[BEGIN]

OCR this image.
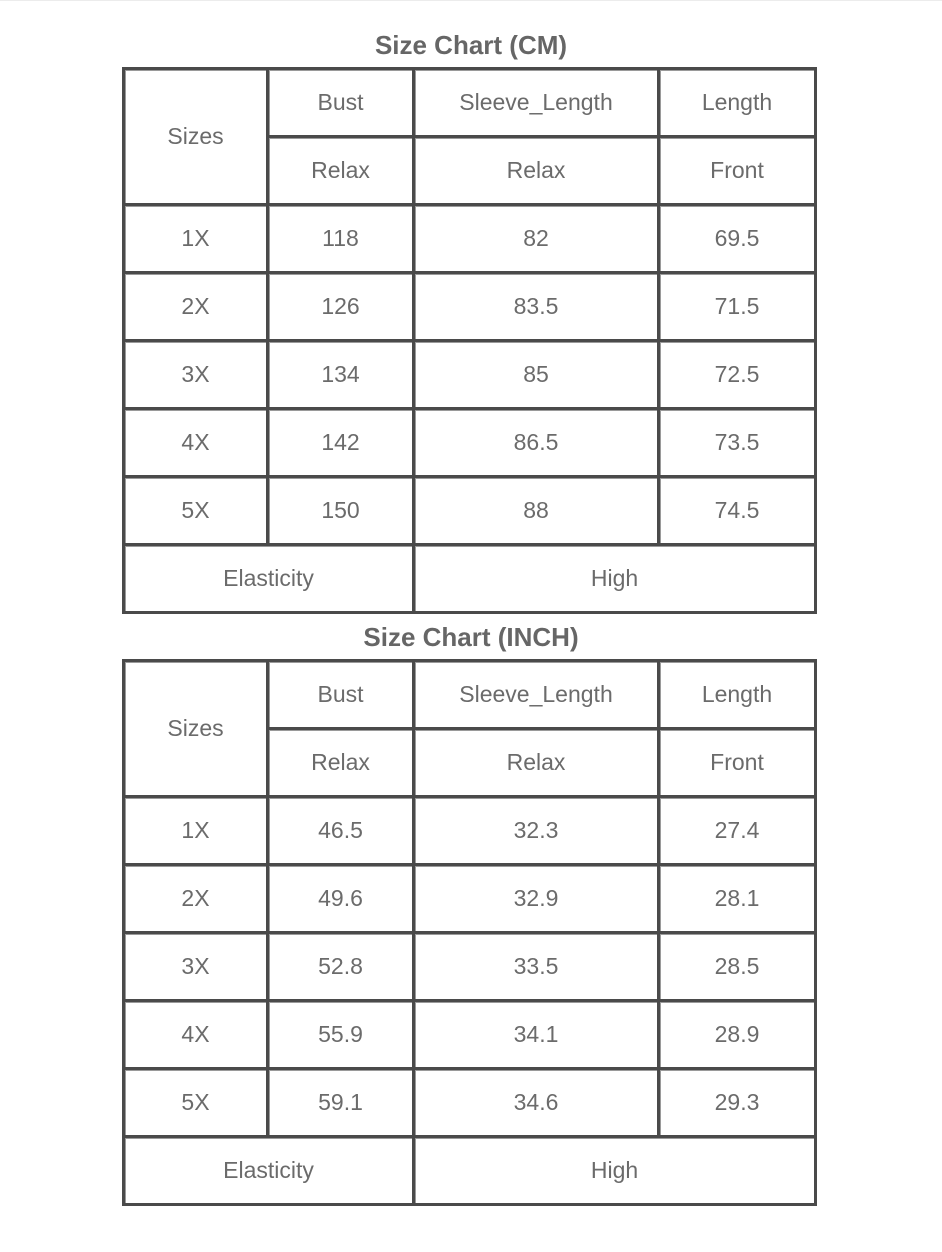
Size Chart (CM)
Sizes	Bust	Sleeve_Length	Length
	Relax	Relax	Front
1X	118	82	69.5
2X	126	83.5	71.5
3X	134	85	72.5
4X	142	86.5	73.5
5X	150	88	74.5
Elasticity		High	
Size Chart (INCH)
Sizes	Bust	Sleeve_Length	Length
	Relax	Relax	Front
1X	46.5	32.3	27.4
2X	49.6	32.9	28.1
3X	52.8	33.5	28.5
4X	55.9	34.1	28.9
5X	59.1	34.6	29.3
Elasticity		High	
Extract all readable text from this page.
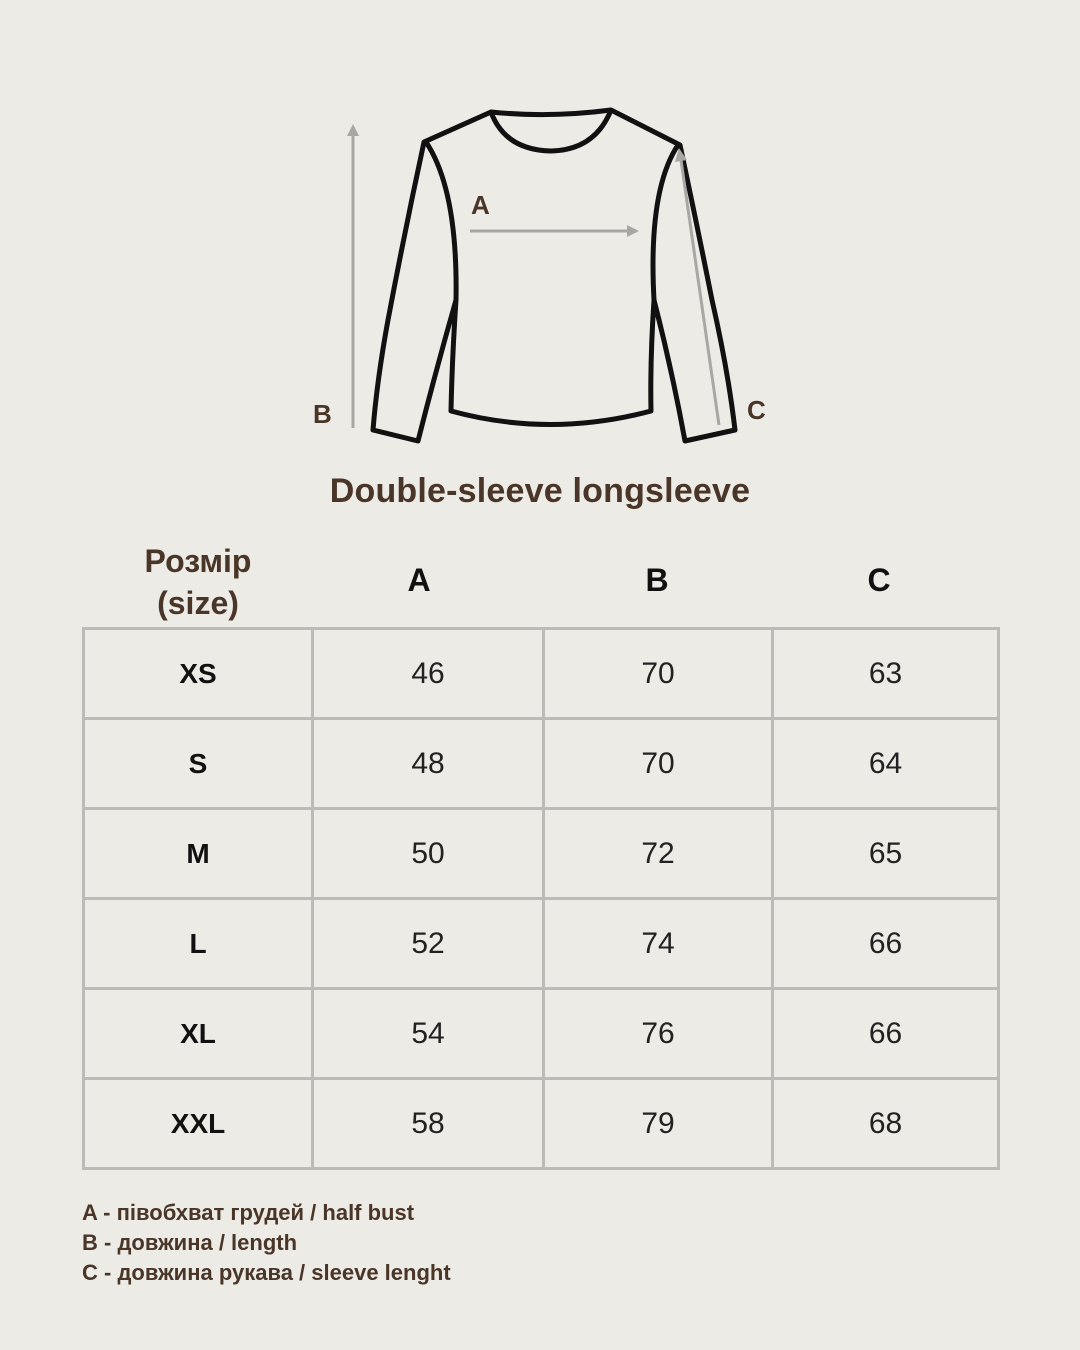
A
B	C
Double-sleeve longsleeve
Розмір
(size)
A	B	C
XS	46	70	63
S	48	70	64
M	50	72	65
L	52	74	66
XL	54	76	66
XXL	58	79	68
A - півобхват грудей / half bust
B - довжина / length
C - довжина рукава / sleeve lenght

[END]

Omit the pictures and write out exactly the lines from the one containing "Extract all readable text from this page." through the last line of the material.

#### SOLUTION TO THE PROBLEM:
Extract all readable text from this page.
A
B	C
Double-sleeve longsleeve
Розмір
(size)
A	B	C
XS	46	70	63
S	48	70	64
M	50	72	65
L	52	74	66
XL	54	76	66
XXL	58	79	68
A - півобхват грудей / half bust
B - довжина / length
C - довжина рукава / sleeve lenght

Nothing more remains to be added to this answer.